● Source records:
======

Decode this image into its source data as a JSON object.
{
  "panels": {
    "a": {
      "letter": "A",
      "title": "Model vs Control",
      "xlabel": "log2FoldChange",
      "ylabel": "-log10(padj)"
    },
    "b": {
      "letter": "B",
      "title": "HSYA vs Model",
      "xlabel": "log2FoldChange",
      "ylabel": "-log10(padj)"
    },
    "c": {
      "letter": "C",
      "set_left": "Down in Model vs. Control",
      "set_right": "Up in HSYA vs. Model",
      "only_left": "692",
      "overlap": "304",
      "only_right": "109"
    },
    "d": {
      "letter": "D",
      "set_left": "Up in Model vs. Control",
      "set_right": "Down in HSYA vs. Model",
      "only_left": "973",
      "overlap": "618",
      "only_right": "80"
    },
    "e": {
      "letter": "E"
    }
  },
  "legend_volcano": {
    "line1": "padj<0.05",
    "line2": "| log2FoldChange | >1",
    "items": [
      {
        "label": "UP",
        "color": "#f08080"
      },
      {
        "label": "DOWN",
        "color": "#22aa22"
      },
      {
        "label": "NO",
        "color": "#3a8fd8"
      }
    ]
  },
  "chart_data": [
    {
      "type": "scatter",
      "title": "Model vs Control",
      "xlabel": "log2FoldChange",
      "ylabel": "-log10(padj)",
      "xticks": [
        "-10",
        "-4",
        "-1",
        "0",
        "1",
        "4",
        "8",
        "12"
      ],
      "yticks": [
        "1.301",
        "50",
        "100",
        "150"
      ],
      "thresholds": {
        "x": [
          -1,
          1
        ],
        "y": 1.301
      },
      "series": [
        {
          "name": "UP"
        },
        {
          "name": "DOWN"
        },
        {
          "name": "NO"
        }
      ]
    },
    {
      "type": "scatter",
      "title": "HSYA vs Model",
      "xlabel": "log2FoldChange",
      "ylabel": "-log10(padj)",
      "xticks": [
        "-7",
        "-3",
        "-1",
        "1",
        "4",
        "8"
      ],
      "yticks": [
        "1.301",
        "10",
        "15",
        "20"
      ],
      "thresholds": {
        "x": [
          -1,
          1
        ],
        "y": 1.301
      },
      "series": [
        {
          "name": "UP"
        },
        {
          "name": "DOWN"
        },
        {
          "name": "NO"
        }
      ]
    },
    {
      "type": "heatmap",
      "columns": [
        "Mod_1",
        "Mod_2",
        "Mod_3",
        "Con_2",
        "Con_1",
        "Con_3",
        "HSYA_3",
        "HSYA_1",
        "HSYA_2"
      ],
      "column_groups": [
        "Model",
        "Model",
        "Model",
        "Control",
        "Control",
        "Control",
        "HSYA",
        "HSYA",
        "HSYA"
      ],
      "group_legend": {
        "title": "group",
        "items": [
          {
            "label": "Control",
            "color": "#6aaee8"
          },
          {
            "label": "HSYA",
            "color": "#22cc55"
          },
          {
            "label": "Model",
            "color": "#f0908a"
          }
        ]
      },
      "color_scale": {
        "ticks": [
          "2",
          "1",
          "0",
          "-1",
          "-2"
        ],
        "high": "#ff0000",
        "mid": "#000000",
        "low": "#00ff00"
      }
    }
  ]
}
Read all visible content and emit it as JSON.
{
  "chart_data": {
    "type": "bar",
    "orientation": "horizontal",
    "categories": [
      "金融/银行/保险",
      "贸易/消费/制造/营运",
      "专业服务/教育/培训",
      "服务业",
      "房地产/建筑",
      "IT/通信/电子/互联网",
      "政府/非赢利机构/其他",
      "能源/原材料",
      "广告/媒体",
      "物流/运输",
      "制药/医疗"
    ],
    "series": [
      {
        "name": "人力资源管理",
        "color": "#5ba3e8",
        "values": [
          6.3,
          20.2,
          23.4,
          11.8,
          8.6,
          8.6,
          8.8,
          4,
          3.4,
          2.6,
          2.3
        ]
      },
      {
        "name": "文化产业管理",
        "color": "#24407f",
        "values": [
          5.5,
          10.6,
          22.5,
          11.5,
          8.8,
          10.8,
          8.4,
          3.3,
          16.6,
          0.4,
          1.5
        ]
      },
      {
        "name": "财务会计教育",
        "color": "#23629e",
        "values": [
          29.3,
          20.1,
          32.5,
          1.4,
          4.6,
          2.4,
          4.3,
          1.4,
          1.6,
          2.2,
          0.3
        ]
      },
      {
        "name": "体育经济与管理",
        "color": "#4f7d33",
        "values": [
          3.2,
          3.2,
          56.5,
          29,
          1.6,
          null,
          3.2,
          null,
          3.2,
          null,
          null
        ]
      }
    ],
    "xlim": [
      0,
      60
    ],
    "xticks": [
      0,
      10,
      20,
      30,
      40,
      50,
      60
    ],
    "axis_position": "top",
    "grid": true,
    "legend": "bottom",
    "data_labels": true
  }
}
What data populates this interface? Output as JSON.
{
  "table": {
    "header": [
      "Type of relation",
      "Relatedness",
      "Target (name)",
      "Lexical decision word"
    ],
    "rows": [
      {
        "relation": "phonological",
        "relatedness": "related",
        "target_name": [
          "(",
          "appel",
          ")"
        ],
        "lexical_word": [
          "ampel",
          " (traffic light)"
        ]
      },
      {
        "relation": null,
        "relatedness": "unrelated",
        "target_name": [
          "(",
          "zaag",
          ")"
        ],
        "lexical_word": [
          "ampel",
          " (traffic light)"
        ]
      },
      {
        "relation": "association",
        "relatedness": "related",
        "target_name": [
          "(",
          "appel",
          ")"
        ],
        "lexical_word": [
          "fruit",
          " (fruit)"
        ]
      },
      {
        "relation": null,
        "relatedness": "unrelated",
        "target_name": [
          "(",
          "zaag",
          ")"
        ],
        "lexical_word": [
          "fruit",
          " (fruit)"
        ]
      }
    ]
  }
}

======

● STATED TASK:
From the listing above, extract every line exactly as it stands.

● RESULT FOR THIS EXERCISE:
Decode this image into its source data as a JSON object.
{
  "panels": {
    "a": {
      "letter": "A",
      "title": "Model vs Control",
      "xlabel": "log2FoldChange",
      "ylabel": "-log10(padj)"
    },
    "b": {
      "letter": "B",
      "title": "HSYA vs Model",
      "xlabel": "log2FoldChange",
      "ylabel": "-log10(padj)"
    },
    "c": {
      "letter": "C",
      "set_left": "Down in Model vs. Control",
      "set_right": "Up in HSYA vs. Model",
      "only_left": "692",
      "overlap": "304",
      "only_right": "109"
    },
    "d": {
      "letter": "D",
      "set_left": "Up in Model vs. Control",
      "set_right": "Down in HSYA vs. Model",
      "only_left": "973",
      "overlap": "618",
      "only_right": "80"
    },
    "e": {
      "letter": "E"
    }
  },
  "legend_volcano": {
    "line1": "padj<0.05",
    "line2": "| log2FoldChange | >1",
    "items": [
      {
        "label": "UP",
        "color": "#f08080"
      },
      {
        "label": "DOWN",
        "color": "#22aa22"
      },
      {
        "label": "NO",
        "color": "#3a8fd8"
      }
    ]
  },
  "chart_data": [
    {
      "type": "scatter",
      "title": "Model vs Control",
      "xlabel": "log2FoldChange",
      "ylabel": "-log10(padj)",
      "xticks": [
        "-10",
        "-4",
        "-1",
        "0",
        "1",
        "4",
        "8",
        "12"
      ],
      "yticks": [
        "1.301",
        "50",
        "100",
        "150"
      ],
      "thresholds": {
        "x": [
          -1,
          1
        ],
        "y": 1.301
      },
      "series": [
        {
          "name": "UP"
        },
        {
          "name": "DOWN"
        },
        {
          "name": "NO"
        }
      ]
    },
    {
      "type": "scatter",
      "title": "HSYA vs Model",
      "xlabel": "log2FoldChange",
      "ylabel": "-log10(padj)",
      "xticks": [
        "-7",
        "-3",
        "-1",
        "1",
        "4",
        "8"
      ],
      "yticks": [
        "1.301",
        "10",
        "15",
        "20"
      ],
      "thresholds": {
        "x": [
          -1,
          1
        ],
        "y": 1.301
      },
      "series": [
        {
          "name": "UP"
        },
        {
          "name": "DOWN"
        },
        {
          "name": "NO"
        }
      ]
    },
    {
      "type": "heatmap",
      "columns": [
        "Mod_1",
        "Mod_2",
        "Mod_3",
        "Con_2",
        "Con_1",
        "Con_3",
        "HSYA_3",
        "HSYA_1",
        "HSYA_2"
      ],
      "column_groups": [
        "Model",
        "Model",
        "Model",
        "Control",
        "Control",
        "Control",
        "HSYA",
        "HSYA",
        "HSYA"
      ],
      "group_legend": {
        "title": "group",
        "items": [
          {
            "label": "Control",
            "color": "#6aaee8"
          },
          {
            "label": "HSYA",
            "color": "#22cc55"
          },
          {
            "label": "Model",
            "color": "#f0908a"
          }
        ]
      },
      "color_scale": {
        "ticks": [
          "2",
          "1",
          "0",
          "-1",
          "-2"
        ],
        "high": "#ff0000",
        "mid": "#000000",
        "low": "#00ff00"
      }
    }
  ]
}
Read all visible content and emit it as JSON.
{
  "chart_data": {
    "type": "bar",
    "orientation": "horizontal",
    "categories": [
      "金融/银行/保险",
      "贸易/消费/制造/营运",
      "专业服务/教育/培训",
      "服务业",
      "房地产/建筑",
      "IT/通信/电子/互联网",
      "政府/非赢利机构/其他",
      "能源/原材料",
      "广告/媒体",
      "物流/运输",
      "制药/医疗"
    ],
    "series": [
      {
        "name": "人力资源管理",
        "color": "#5ba3e8",
        "values": [
          6.3,
          20.2,
          23.4,
          11.8,
          8.6,
          8.6,
          8.8,
          4,
          3.4,
          2.6,
          2.3
        ]
      },
      {
        "name": "文化产业管理",
        "color": "#24407f",
        "values": [
          5.5,
          10.6,
          22.5,
          11.5,
          8.8,
          10.8,
          8.4,
          3.3,
          16.6,
          0.4,
          1.5
        ]
      },
      {
        "name": "财务会计教育",
        "color": "#23629e",
        "values": [
          29.3,
          20.1,
          32.5,
          1.4,
          4.6,
          2.4,
          4.3,
          1.4,
          1.6,
          2.2,
          0.3
        ]
      },
      {
        "name": "体育经济与管理",
        "color": "#4f7d33",
        "values": [
          3.2,
          3.2,
          56.5,
          29,
          1.6,
          null,
          3.2,
          null,
          3.2,
          null,
          null
        ]
      }
    ],
    "xlim": [
      0,
      60
    ],
    "xticks": [
      0,
      10,
      20,
      30,
      40,
      50,
      60
    ],
    "axis_position": "top",
    "grid": true,
    "legend": "bottom",
    "data_labels": true
  }
}
What data populates this interface? Output as JSON.
{
  "table": {
    "header": [
      "Type of relation",
      "Relatedness",
      "Target (name)",
      "Lexical decision word"
    ],
    "rows": [
      {
        "relation": "phonological",
        "relatedness": "related",
        "target_name": [
          "(",
          "appel",
          ")"
        ],
        "lexical_word": [
          "ampel",
          " (traffic light)"
        ]
      },
      {
        "relation": null,
        "relatedness": "unrelated",
        "target_name": [
          "(",
          "zaag",
          ")"
        ],
        "lexical_word": [
          "ampel",
          " (traffic light)"
        ]
      },
      {
        "relation": "association",
        "relatedness": "related",
        "target_name": [
          "(",
          "appel",
          ")"
        ],
        "lexical_word": [
          "fruit",
          " (fruit)"
        ]
      },
      {
        "relation": null,
        "relatedness": "unrelated",
        "target_name": [
          "(",
          "zaag",
          ")"
        ],
        "lexical_word": [
          "fruit",
          " (fruit)"
        ]
      }
    ]
  }
}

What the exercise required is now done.